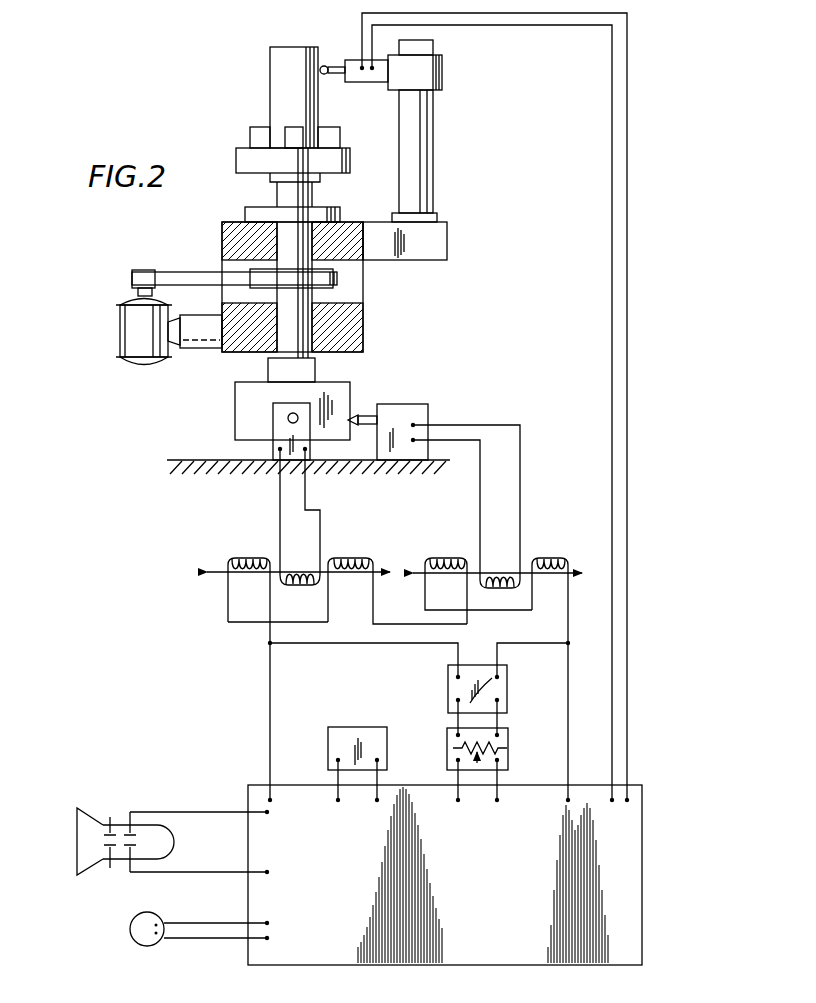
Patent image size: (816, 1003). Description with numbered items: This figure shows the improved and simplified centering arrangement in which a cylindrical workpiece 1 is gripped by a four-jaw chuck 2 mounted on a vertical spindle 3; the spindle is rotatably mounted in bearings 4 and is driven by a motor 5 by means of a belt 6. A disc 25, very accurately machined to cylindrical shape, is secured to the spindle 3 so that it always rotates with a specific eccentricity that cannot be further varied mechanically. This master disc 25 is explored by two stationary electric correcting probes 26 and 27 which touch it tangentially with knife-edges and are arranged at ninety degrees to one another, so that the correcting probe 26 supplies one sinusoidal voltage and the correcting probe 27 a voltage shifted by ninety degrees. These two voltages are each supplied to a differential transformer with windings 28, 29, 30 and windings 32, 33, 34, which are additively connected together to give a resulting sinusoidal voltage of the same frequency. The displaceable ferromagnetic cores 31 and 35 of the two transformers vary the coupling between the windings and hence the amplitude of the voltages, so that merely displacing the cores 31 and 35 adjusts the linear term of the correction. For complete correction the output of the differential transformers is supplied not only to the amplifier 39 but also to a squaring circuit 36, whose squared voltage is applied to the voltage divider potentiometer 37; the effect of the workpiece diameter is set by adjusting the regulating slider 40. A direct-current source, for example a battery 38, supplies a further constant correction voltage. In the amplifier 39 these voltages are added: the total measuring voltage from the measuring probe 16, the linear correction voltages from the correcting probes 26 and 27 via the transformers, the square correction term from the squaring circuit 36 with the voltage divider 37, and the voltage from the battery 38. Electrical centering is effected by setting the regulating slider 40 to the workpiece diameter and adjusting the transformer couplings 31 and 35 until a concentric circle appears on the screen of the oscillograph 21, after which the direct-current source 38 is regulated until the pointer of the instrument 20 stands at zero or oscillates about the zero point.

The cylindrical workpiece 1 is at (283, 68).
The four-jaw chuck 2 is at (243, 152).
The vertical spindle 3 is at (283, 193).
The bearings 4 is at (348, 312).
The motor 5 is at (125, 330).
The belt 6 is at (186, 283).
The measuring probe 16 is at (354, 78).
The instrument 20 is at (130, 937).
The oscillograph 21 is at (85, 842).
The disc 25 is at (242, 387).
The electric correcting probe 26 is at (400, 408).
The electric correcting probe 27 is at (288, 430).
The winding 28 is at (507, 578).
The winding 29 is at (560, 562).
The winding 30 is at (455, 562).
The displaceable ferromagnetic core 31 is at (510, 585).
The winding 32 is at (302, 578).
The winding 33 is at (354, 562).
The winding 34 is at (255, 562).
The displaceable ferromagnetic core 35 is at (283, 582).
The squaring circuit 36 is at (457, 688).
The voltage divider potentiometer 37 is at (458, 762).
The battery 38 is at (356, 728).
The amplifier 39 is at (346, 953).
The regulating slider 40 is at (478, 763).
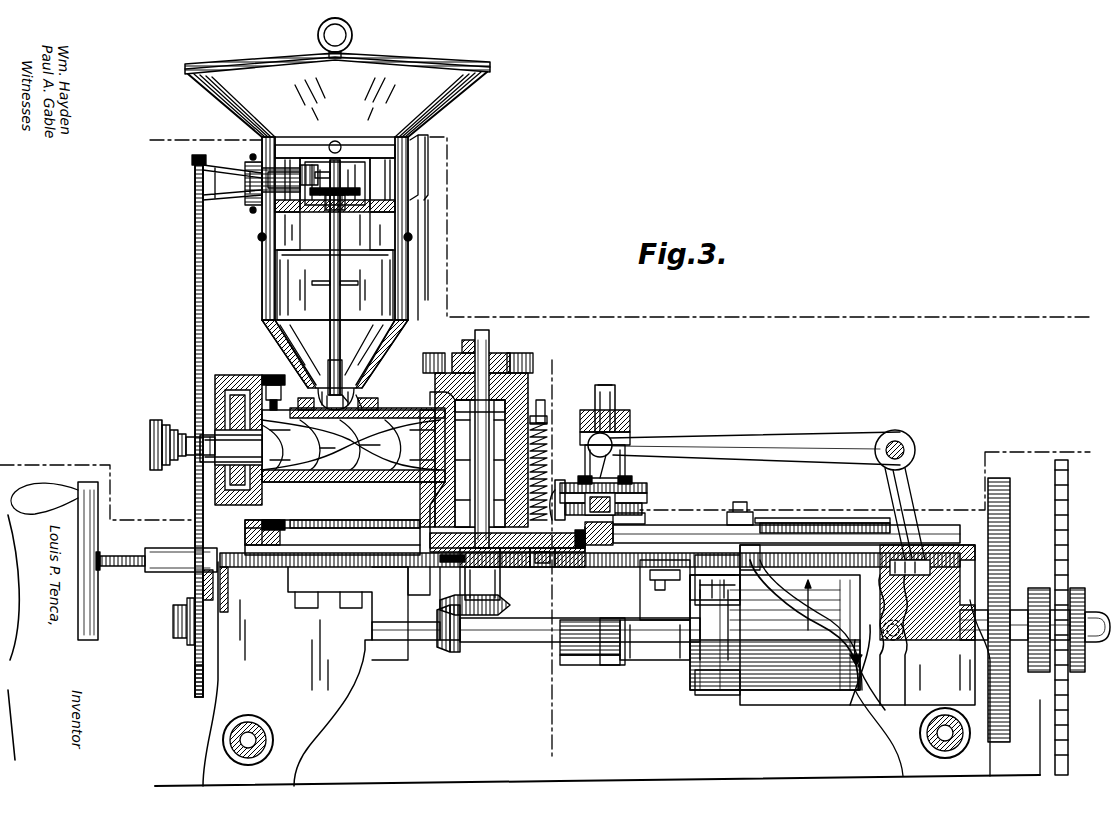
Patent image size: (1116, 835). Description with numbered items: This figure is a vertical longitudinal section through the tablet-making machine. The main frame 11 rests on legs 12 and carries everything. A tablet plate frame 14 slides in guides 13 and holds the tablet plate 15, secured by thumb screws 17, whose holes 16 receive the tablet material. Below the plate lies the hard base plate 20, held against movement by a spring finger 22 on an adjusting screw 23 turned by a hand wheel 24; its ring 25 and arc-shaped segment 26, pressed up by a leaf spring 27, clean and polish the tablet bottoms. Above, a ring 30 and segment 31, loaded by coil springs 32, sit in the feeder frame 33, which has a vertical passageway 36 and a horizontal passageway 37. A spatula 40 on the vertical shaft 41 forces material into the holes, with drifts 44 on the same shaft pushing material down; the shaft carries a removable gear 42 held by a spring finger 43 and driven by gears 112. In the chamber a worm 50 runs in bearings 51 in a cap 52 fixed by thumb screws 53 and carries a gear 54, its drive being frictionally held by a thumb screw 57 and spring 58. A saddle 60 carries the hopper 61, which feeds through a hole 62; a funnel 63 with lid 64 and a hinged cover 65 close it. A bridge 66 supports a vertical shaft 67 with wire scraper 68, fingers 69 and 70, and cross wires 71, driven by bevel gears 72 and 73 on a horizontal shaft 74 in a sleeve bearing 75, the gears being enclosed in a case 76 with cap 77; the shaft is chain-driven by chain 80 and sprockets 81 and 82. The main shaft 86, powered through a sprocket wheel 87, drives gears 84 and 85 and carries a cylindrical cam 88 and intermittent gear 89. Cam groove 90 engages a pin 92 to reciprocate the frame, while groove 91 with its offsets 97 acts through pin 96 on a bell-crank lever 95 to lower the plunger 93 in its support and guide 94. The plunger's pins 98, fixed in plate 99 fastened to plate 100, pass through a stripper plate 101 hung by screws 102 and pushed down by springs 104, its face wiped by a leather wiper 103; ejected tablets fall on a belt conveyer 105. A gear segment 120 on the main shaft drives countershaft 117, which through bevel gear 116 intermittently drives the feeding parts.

The main frame 11 is at (930, 553).
The legs 12 is at (318, 728).
The guides 13 is at (808, 520).
The tablet plate frame 14 is at (690, 528).
The tablet plate 15 is at (392, 525).
The holes 16 is at (428, 506).
The thumb screws 17 is at (260, 526).
The base plate 20 is at (565, 556).
The spring finger 22 is at (445, 575).
The adjusting screw 23 is at (120, 575).
The hand wheel 24 is at (96, 638).
The ring 25 is at (528, 562).
The arc-shaped segment 26 is at (545, 560).
The adjustable leaf spring 27 is at (472, 548).
The ring 30 is at (438, 522).
The segment 31 is at (560, 480).
The coil springs 32 is at (546, 445).
The feeder frame 33 is at (530, 375).
The vertical passageway 36 is at (500, 430).
The horizontal passageway 37 is at (338, 475).
The multi-bladed spatula 40 is at (510, 562).
The vertical shaft 41 is at (483, 330).
The removable gear 42 is at (503, 353).
The spring finger 43 is at (462, 352).
The drifts 44 is at (480, 460).
The worm 50 is at (378, 470).
The bearings 51 is at (215, 394).
The cap 52 is at (256, 378).
The thumb screws 53 is at (273, 380).
The gear 54 is at (232, 380).
The thumb screw 57 is at (152, 438).
The spring 58 is at (187, 462).
The saddle 60 is at (395, 405).
The hopper 61 is at (392, 358).
The hole 62 is at (350, 388).
The removable funnel 63 is at (464, 92).
The removable lid 64 is at (412, 63).
The hinged cover 65 is at (432, 197).
The bridge 66 is at (405, 202).
The vertical shaft 67 is at (343, 303).
The wire scraper 68 is at (398, 258).
The finger 69 is at (360, 395).
The finger 70 is at (326, 383).
The stirrers or cross wires 71 is at (325, 285).
The bevel gear 72 is at (335, 190).
The bevel gear 73 is at (312, 162).
The horizontal shaft 74 is at (192, 180).
The sleeve bearing 75 is at (240, 200).
The case 76 is at (372, 185).
The removable cap 77 is at (350, 150).
The chain 80 is at (195, 253).
The sprocket 81 is at (192, 160).
The sprocket 82 is at (195, 688).
The gear 84 is at (1006, 508).
The gear 85 is at (1006, 585).
The main shaft 86 is at (1092, 615).
The sprocket wheel 87 is at (1062, 540).
The cylindrical cam 88 is at (800, 705).
The intermittent gear 89 is at (700, 640).
The cam groove 90 is at (765, 592).
The cam groove 91 is at (880, 715).
The pin 92 is at (725, 570).
The plunger 93 is at (612, 400).
The support and guide 94 is at (625, 413).
The bell-crank lever 95 is at (740, 440).
The pin 96 is at (905, 630).
The offsets 97 is at (880, 593).
The pins 98 is at (647, 507).
The plate 99 is at (647, 496).
The plate 100 is at (640, 488).
The stripper plate 101 is at (640, 513).
The adjustable screws 102 is at (635, 482).
The leather wiper 103 is at (580, 556).
The springs 104 is at (608, 529).
The belt conveyer 105 is at (592, 656).
The gears 112 is at (532, 352).
The bevel gear 116 is at (458, 655).
The countershaft 117 is at (532, 642).
The gear segment 120 is at (705, 690).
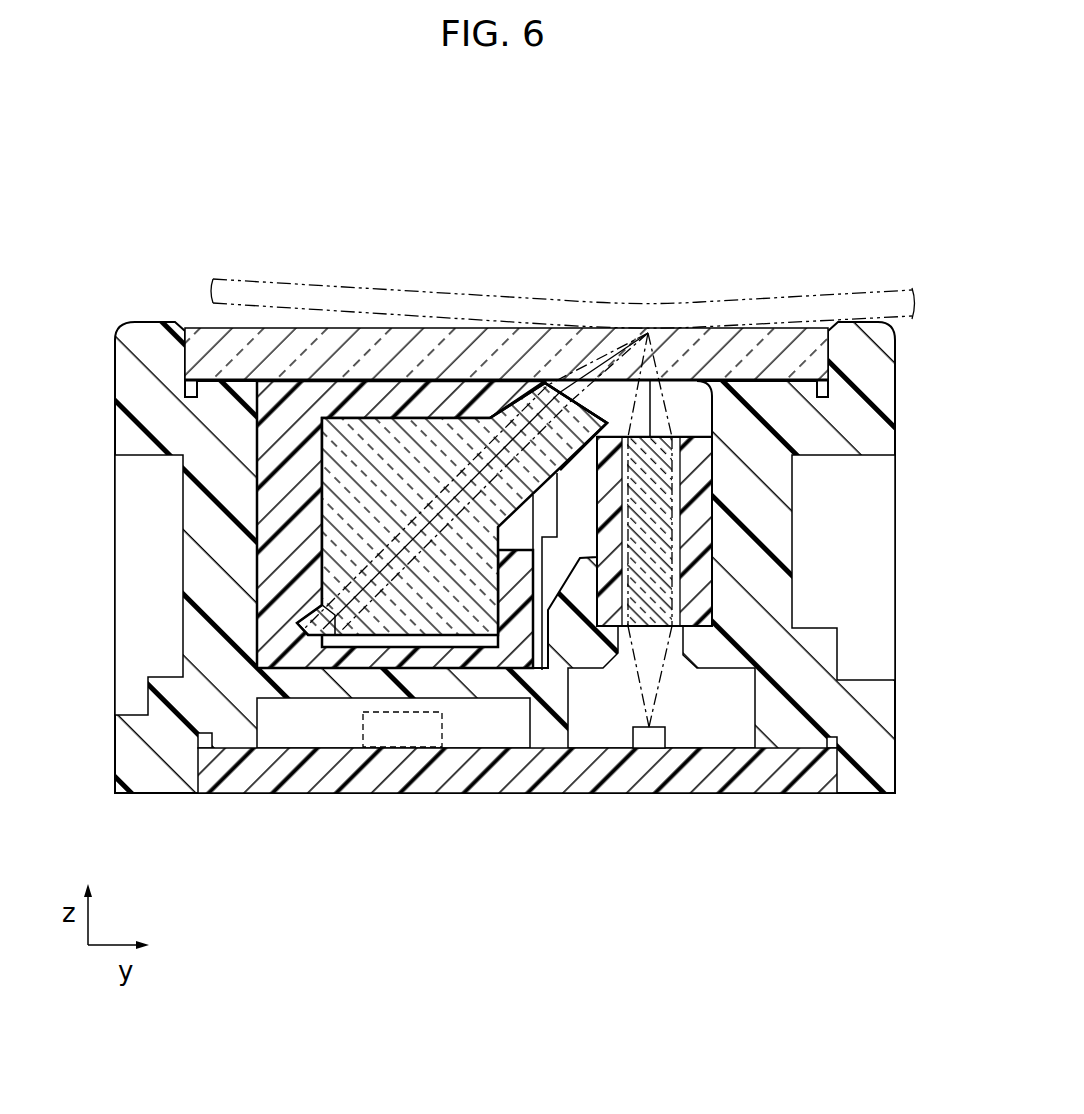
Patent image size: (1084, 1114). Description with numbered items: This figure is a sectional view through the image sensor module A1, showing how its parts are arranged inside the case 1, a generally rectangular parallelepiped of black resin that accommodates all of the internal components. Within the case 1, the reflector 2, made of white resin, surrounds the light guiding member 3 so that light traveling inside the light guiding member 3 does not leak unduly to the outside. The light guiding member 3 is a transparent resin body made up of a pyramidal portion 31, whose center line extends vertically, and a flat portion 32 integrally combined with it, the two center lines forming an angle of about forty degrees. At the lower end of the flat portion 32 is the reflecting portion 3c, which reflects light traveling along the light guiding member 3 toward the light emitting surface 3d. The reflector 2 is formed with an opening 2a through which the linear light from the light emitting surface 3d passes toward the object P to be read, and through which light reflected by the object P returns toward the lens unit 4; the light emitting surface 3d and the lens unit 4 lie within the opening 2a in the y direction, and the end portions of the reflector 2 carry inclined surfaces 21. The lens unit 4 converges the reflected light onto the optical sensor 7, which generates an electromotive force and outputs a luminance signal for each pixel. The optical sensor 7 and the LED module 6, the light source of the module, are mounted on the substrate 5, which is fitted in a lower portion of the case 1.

The case 1 is at (137, 412).
The reflector 2 is at (392, 460).
The opening 2a is at (622, 403).
The inclined surface 21 is at (685, 410).
The light guiding member 3 is at (464, 536).
The pyramidal portion 31 is at (385, 430).
The flat portion 32 is at (520, 407).
The reflecting portion 3c is at (330, 633).
The light emitting surface 3d is at (578, 383).
The lens unit 4 is at (715, 518).
The substrate 5 is at (528, 775).
The LED module 6 is at (420, 745).
The optical sensor 7 is at (650, 740).
The object P is at (835, 292).
The image sensor module A1 is at (148, 234).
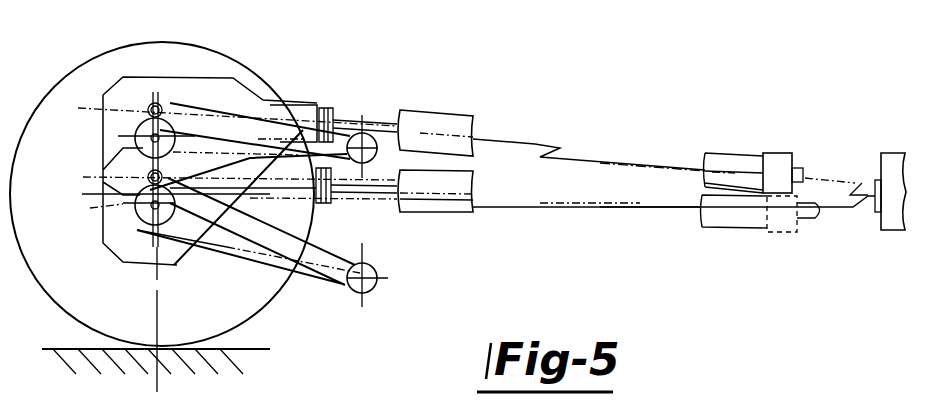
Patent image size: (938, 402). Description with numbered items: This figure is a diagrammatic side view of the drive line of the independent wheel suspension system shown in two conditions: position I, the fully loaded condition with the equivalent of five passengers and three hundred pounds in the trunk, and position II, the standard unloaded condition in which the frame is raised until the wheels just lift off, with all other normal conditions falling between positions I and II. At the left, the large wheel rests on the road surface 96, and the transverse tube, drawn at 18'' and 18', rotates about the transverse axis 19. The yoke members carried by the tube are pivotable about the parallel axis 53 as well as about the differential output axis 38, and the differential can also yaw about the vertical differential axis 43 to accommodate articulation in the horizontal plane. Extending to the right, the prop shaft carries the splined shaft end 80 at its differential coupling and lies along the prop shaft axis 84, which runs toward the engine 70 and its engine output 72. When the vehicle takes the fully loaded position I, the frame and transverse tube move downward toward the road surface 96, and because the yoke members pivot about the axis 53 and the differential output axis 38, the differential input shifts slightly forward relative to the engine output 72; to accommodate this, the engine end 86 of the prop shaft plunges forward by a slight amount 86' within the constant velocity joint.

The parallel axis 53 is at (161, 106).
The differential output axis 38 is at (136, 218).
The vertical differential axis 43 is at (150, 272).
The road surface 96 is at (262, 348).
The roller 18'' is at (381, 127).
The splined shaft end 80 is at (455, 122).
The prop shaft axis 84 is at (530, 142).
The position II is at (635, 160).
The position I is at (647, 207).
The roller 18' is at (391, 262).
The transverse axis 19 is at (365, 285).
The engine end of the prop shaft 86 is at (805, 149).
The slight amount of plunge 86' is at (793, 248).
The engine output 72 is at (878, 214).
The engine 70 is at (896, 150).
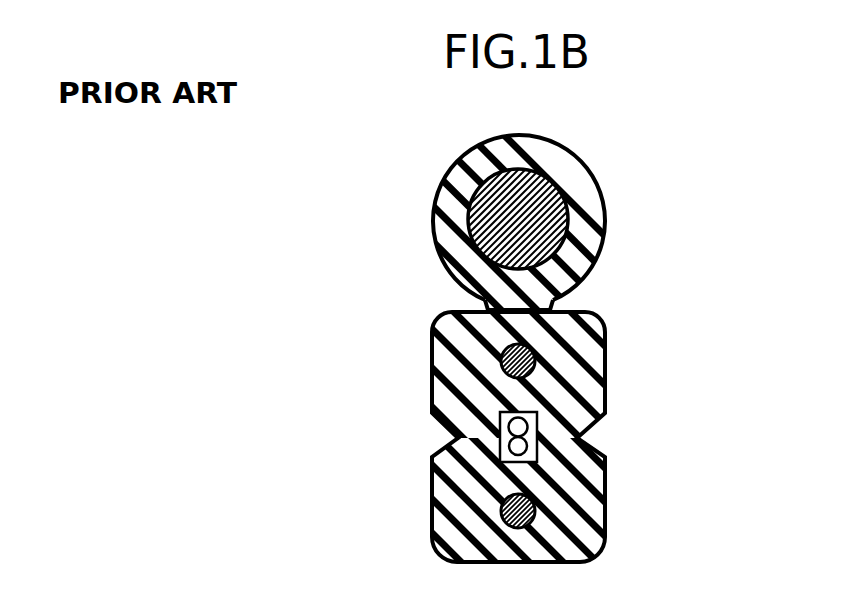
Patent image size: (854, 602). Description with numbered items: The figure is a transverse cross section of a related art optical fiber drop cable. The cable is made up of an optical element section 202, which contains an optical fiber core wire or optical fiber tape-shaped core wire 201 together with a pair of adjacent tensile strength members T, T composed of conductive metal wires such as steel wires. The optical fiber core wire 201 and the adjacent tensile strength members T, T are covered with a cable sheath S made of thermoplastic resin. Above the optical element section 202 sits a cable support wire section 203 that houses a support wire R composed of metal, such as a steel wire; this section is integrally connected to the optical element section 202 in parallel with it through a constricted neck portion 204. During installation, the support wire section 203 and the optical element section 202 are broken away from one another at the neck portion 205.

The optical fiber core wire 201 is at (602, 395).
The optical element section 202 is at (416, 397).
The cable support wire section 203 is at (413, 215).
The constricted neck portion 204 is at (466, 298).
The neck portion 205 is at (443, 438).
The support wire R is at (553, 215).
The cable sheath S is at (592, 232).
The tensile strength member T is at (540, 362).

---------------

— Problem description —
Find every line in the material above that contains the word "cable" and copy each one in full.

— Result —
Patent image size: (854, 602). Description with numbered items: The figure is a transverse cross section of a related art optical fiber drop cable. The cable is made up of an optical element section 202, which contains an optical fiber core wire or optical fiber tape-shaped core wire 201 together with a pair of adjacent tensile strength members T, T composed of conductive metal wires such as steel wires. The optical fiber core wire 201 and the adjacent tensile strength members T, T are covered with a cable sheath S made of thermoplastic resin. Above the optical element section 202 sits a cable support wire section 203 that houses a support wire R composed of metal, such as a steel wire; this section is integrally connected to the optical element section 202 in parallel with it through a constricted neck portion 204. During installation, the support wire section 203 and the optical element section 202 are broken away from one another at the neck portion 205.
The cable support wire section 203 is at (413, 215).
The cable sheath S is at (592, 232).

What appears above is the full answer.